Task description. Repeat the whole of the data, keeping every detail the same.

(Dataset entries)
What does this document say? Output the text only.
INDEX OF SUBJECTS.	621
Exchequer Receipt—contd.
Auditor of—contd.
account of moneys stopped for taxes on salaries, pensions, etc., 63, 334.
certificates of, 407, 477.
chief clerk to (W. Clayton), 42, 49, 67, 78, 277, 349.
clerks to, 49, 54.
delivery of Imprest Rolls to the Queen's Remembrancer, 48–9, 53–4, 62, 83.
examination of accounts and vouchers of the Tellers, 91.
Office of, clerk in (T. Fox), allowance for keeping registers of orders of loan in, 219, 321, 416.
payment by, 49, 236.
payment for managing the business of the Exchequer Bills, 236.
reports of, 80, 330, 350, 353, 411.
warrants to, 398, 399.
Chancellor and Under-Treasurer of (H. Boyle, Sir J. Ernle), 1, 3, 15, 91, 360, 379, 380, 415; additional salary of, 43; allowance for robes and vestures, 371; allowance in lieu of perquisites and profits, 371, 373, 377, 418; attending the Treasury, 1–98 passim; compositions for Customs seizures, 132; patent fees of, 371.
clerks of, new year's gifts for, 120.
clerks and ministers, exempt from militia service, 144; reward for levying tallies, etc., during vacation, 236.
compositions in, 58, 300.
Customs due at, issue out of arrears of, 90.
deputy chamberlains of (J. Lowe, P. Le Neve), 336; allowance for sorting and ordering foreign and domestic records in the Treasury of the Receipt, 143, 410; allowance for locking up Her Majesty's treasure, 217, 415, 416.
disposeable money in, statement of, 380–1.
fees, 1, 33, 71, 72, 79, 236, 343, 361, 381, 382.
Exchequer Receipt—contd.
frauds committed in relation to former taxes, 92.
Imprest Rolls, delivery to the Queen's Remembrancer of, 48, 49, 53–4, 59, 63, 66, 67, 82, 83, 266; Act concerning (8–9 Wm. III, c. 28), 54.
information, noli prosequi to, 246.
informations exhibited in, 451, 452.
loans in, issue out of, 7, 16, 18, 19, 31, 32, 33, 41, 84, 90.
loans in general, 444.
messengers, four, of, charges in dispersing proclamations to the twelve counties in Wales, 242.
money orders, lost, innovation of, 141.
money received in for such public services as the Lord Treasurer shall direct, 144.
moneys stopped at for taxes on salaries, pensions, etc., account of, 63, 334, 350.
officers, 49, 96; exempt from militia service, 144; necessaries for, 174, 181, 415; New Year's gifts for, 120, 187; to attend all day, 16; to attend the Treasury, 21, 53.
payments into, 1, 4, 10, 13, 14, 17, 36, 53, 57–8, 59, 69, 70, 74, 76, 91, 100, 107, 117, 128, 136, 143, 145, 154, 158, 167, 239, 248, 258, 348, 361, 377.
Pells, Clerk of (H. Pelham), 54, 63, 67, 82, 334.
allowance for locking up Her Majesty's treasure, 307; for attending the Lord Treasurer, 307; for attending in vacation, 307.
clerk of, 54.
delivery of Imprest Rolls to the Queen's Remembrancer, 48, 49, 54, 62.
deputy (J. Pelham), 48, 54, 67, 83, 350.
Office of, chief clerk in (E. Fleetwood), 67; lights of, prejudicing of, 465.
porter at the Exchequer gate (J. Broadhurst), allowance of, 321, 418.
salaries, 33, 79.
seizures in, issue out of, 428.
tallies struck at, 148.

Expected answer.
What does this document say? Output the text only.
INDEX OF SUBJECTS.	621
Exchequer Receipt—contd.
Auditor of—contd.
account of moneys stopped for taxes on salaries, pensions, etc., 63, 334.
certificates of, 407, 477.
chief clerk to (W. Clayton), 42, 49, 67, 78, 277, 349.
clerks to, 49, 54.
delivery of Imprest Rolls to the Queen's Remembrancer, 48–9, 53–4, 62, 83.
examination of accounts and vouchers of the Tellers, 91.
Office of, clerk in (T. Fox), allowance for keeping registers of orders of loan in, 219, 321, 416.
payment by, 49, 236.
payment for managing the business of the Exchequer Bills, 236.
reports of, 80, 330, 350, 353, 411.
warrants to, 398, 399.
Chancellor and Under-Treasurer of (H. Boyle, Sir J. Ernle), 1, 3, 15, 91, 360, 379, 380, 415; additional salary of, 43; allowance for robes and vestures, 371; allowance in lieu of perquisites and profits, 371, 373, 377, 418; attending the Treasury, 1–98 passim; compositions for Customs seizures, 132; patent fees of, 371.
clerks of, new year's gifts for, 120.
clerks and ministers, exempt from militia service, 144; reward for levying tallies, etc., during vacation, 236.
compositions in, 58, 300.
Customs due at, issue out of arrears of, 90.
deputy chamberlains of (J. Lowe, P. Le Neve), 336; allowance for sorting and ordering foreign and domestic records in the Treasury of the Receipt, 143, 410; allowance for locking up Her Majesty's treasure, 217, 415, 416.
disposeable money in, statement of, 380–1.
fees, 1, 33, 71, 72, 79, 236, 343, 361, 381, 382.
Exchequer Receipt—contd.
frauds committed in relation to former taxes, 92.
Imprest Rolls, delivery to the Queen's Remembrancer of, 48, 49, 53–4, 59, 63, 66, 67, 82, 83, 266; Act concerning (8–9 Wm. III, c. 28), 54.
information, noli prosequi to, 246.
informations exhibited in, 451, 452.
loans in, issue out of, 7, 16, 18, 19, 31, 32, 33, 41, 84, 90.
loans in general, 444.
messengers, four, of, charges in dispersing proclamations to the twelve counties in Wales, 242.
money orders, lost, innovation of, 141.
money received in for such public services as the Lord Treasurer shall direct, 144.
moneys stopped at for taxes on salaries, pensions, etc., account of, 63, 334, 350.
officers, 49, 96; exempt from militia service, 144; necessaries for, 174, 181, 415; New Year's gifts for, 120, 187; to attend all day, 16; to attend the Treasury, 21, 53.
payments into, 1, 4, 10, 13, 14, 17, 36, 53, 57–8, 59, 69, 70, 74, 76, 91, 100, 107, 117, 128, 136, 143, 145, 154, 158, 167, 239, 248, 258, 348, 361, 377.
Pells, Clerk of (H. Pelham), 54, 63, 67, 82, 334.
allowance for locking up Her Majesty's treasure, 307; for attending the Lord Treasurer, 307; for attending in vacation, 307.
clerk of, 54.
delivery of Imprest Rolls to the Queen's Remembrancer, 48, 49, 54, 62.
deputy (J. Pelham), 48, 54, 67, 83, 350.
Office of, chief clerk in (E. Fleetwood), 67; lights of, prejudicing of, 465.
porter at the Exchequer gate (J. Broadhurst), allowance of, 321, 418.
salaries, 33, 79.
seizures in, issue out of, 428.
tallies struck at, 148.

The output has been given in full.